◆ SET PROBLEM: Find the lines holding the word "Dili" and collect them.

◆ EXCERPTED DATA:
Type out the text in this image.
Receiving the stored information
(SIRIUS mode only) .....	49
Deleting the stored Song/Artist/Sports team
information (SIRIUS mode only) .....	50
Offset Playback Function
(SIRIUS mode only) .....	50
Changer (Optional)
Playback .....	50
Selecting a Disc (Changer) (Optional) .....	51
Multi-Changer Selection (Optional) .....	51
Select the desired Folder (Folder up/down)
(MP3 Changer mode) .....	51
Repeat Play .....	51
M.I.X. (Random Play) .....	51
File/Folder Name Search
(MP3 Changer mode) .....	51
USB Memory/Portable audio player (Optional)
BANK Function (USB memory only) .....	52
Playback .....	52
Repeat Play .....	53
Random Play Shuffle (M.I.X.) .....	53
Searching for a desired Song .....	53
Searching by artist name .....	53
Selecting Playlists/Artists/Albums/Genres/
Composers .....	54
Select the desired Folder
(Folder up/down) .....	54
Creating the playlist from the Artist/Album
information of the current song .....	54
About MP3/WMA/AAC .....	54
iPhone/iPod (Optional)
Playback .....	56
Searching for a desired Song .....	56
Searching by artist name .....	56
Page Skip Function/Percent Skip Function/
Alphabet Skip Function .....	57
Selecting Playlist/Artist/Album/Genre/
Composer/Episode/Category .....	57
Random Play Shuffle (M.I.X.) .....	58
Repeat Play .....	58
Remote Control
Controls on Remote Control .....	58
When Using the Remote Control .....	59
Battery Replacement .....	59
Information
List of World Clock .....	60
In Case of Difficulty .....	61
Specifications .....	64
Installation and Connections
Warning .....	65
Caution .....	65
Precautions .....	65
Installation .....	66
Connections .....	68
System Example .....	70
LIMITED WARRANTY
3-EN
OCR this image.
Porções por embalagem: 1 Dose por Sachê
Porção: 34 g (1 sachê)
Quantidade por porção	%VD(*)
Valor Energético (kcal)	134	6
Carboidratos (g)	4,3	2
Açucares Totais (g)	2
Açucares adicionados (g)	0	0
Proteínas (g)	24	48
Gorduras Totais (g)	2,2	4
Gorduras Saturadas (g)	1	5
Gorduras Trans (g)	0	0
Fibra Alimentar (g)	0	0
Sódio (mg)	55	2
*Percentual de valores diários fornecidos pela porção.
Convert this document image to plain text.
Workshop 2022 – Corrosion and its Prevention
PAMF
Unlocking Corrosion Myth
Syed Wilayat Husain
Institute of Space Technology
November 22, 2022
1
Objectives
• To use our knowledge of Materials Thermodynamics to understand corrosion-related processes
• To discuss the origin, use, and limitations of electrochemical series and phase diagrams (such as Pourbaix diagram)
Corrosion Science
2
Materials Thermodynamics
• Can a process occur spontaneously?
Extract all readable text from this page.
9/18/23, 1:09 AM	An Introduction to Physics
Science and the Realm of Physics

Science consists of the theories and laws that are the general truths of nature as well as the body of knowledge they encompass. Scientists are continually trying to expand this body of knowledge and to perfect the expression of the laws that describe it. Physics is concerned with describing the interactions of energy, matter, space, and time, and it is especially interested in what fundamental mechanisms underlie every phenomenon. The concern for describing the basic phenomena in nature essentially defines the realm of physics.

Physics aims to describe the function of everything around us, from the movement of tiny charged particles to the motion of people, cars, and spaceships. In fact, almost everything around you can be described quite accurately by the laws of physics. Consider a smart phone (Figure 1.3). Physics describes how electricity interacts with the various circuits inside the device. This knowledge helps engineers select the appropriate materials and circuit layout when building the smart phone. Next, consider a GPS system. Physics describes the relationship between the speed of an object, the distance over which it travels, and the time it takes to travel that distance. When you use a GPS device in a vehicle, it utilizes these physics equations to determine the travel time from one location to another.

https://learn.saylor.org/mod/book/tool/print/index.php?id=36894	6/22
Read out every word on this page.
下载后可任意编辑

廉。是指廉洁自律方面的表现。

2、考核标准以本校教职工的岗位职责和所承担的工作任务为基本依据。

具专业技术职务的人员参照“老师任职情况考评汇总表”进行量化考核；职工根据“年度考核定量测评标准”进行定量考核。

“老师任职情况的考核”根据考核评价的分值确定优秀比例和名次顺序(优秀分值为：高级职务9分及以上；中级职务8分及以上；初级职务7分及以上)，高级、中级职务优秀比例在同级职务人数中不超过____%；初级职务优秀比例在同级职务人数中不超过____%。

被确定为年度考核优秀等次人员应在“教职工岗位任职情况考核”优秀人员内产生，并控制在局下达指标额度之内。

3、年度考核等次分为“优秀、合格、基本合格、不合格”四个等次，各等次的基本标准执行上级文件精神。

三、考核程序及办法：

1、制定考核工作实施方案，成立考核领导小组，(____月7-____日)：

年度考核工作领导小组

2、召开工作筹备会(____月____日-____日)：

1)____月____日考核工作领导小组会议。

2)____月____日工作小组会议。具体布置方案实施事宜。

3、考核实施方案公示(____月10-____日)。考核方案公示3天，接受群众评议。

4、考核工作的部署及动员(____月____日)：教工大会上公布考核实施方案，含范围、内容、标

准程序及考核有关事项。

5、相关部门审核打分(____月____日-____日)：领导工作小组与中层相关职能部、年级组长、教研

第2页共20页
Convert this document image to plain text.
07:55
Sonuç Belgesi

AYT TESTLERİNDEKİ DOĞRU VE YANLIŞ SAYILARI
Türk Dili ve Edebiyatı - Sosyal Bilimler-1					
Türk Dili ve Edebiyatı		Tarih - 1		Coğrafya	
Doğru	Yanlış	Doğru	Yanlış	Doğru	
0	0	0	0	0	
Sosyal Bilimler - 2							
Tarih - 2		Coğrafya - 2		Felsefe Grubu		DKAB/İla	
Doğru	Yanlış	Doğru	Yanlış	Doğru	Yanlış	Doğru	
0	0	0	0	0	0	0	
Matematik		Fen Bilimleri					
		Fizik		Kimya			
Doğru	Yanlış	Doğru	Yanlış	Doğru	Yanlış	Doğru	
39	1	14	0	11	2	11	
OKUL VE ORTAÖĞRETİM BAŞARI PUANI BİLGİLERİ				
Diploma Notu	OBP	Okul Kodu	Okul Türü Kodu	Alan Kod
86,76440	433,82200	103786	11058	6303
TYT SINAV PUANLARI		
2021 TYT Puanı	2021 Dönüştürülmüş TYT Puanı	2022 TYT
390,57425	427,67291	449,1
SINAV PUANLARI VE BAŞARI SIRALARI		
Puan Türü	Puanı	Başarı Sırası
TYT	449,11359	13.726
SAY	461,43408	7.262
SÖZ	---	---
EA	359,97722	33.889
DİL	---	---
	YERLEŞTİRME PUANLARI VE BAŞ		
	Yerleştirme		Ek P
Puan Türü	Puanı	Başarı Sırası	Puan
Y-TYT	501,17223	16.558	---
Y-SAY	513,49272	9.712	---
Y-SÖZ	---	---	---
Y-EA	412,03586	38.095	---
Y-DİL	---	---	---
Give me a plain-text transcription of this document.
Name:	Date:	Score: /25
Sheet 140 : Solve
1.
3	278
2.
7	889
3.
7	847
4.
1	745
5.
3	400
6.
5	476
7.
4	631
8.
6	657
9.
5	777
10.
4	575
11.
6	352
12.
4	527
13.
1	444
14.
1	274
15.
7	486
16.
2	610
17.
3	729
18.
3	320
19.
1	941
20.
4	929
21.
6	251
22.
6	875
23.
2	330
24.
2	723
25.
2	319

◆ SOLUTION FOR THIS EXERCISE:
Türk Dili ve Edebiyatı - Sosyal Bilimler-1					
Türk Dili ve Edebiyatı		Tarih - 1		Coğrafya	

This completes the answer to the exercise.